* PROBLEM DETAILS:
Restate the records that follow word for word; no pictures should appear.

※ ※ ※

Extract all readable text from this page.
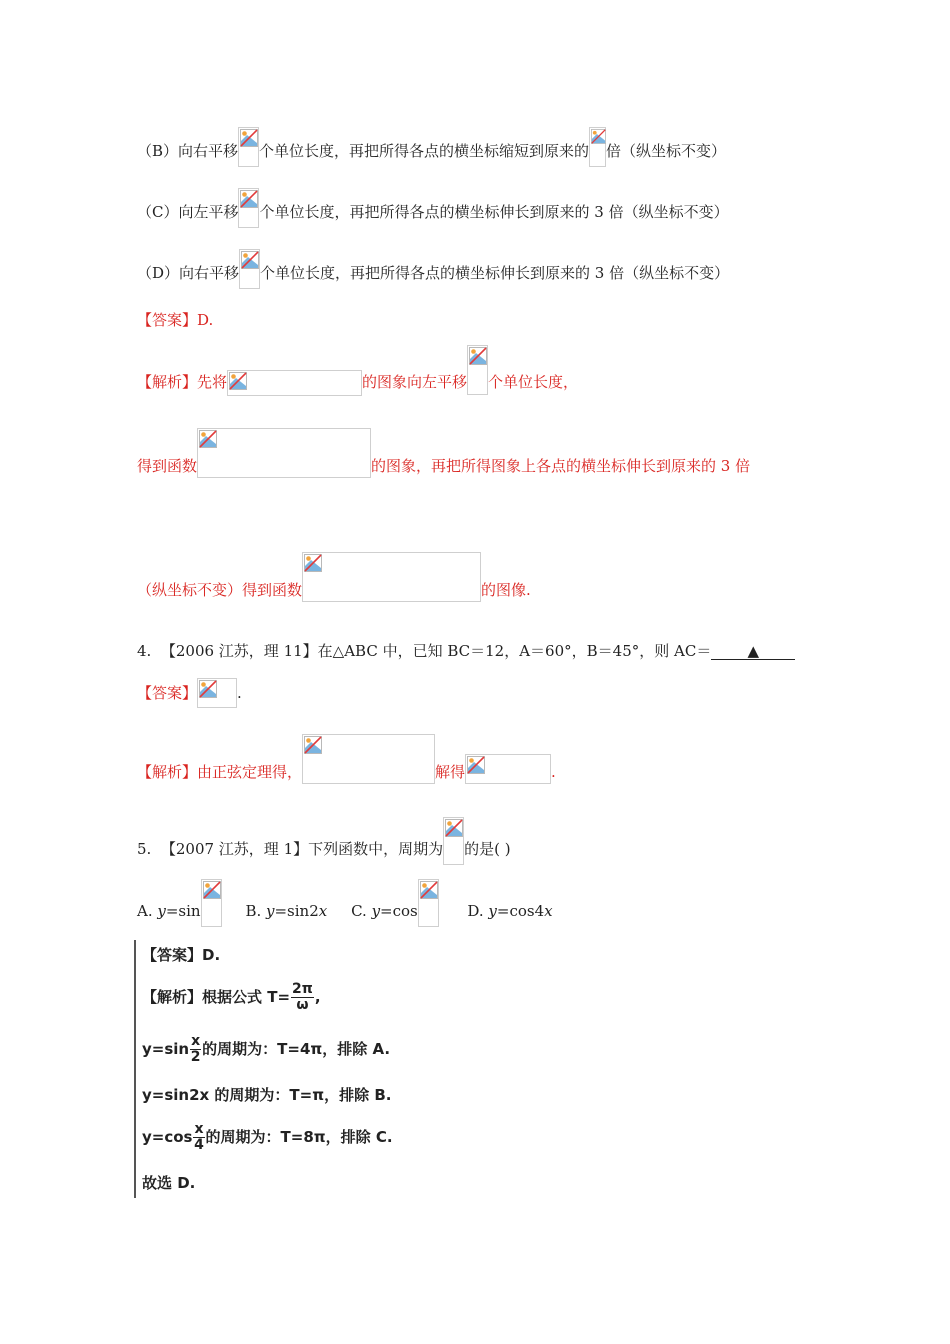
（B）向右平移 个单位长度，再把所得各点的横坐标缩短到原来的 倍（纵坐标不变）
（C）向左平移 个单位长度，再把所得各点的横坐标伸长到原来的 3 倍（纵坐标不变）
（D）向右平移 个单位长度，再把所得各点的横坐标伸长到原来的 3 倍（纵坐标不变）
【答案】D.
【解析】先将	的图象向左平移 个单位长度，
得到函数	的图象，再把所得图象上各点的横坐标伸长到原来的 3 倍
（纵坐标不变）得到函数	的图像.
4. 【2006 江苏，理 11】在△ABC 中，已知 BC＝12，A＝60°，B＝45°，则 AC＝ ▲
【答案】	.
【解析】由正弦定理得，	解得	.
5. 【2007 江苏，理 1】下列函数中，周期为 的是( )
A. y=sin	B. y=sin2x C. y=cos	D. y=cos4x
【答案】D.
【解析】根据公式 $T= \frac{2\pi}{\omega}$ ,
$y=\sin \frac{x}{2}$ 的周期为：T=4π，排除 A.
y=sin2x 的周期为：T=π，排除 B.
$y=\cos \frac{x}{4}$ 的周期为：T=8π，排除 C.
故选 D.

※ ※ ※

* RESULT OF THE TASK:
Extract all readable text from this page.
（B）向右平移 个单位长度，再把所得各点的横坐标缩短到原来的 倍（纵坐标不变）
（C）向左平移 个单位长度，再把所得各点的横坐标伸长到原来的 3 倍（纵坐标不变）
（D）向右平移 个单位长度，再把所得各点的横坐标伸长到原来的 3 倍（纵坐标不变）
【答案】D.
【解析】先将	的图象向左平移 个单位长度，
得到函数	的图象，再把所得图象上各点的横坐标伸长到原来的 3 倍
（纵坐标不变）得到函数	的图像.
4. 【2006 江苏，理 11】在△ABC 中，已知 BC＝12，A＝60°，B＝45°，则 AC＝ ▲
【答案】	.
【解析】由正弦定理得，	解得	.
5. 【2007 江苏，理 1】下列函数中，周期为 的是( )
A. y=sin	B. y=sin2x C. y=cos	D. y=cos4x
【答案】D.
【解析】根据公式 $T= \frac{2\pi}{\omega}$ ,
$y=\sin \frac{x}{2}$ 的周期为：T=4π，排除 A.
y=sin2x 的周期为：T=π，排除 B.
$y=\cos \frac{x}{4}$ 的周期为：T=8π，排除 C.
故选 D.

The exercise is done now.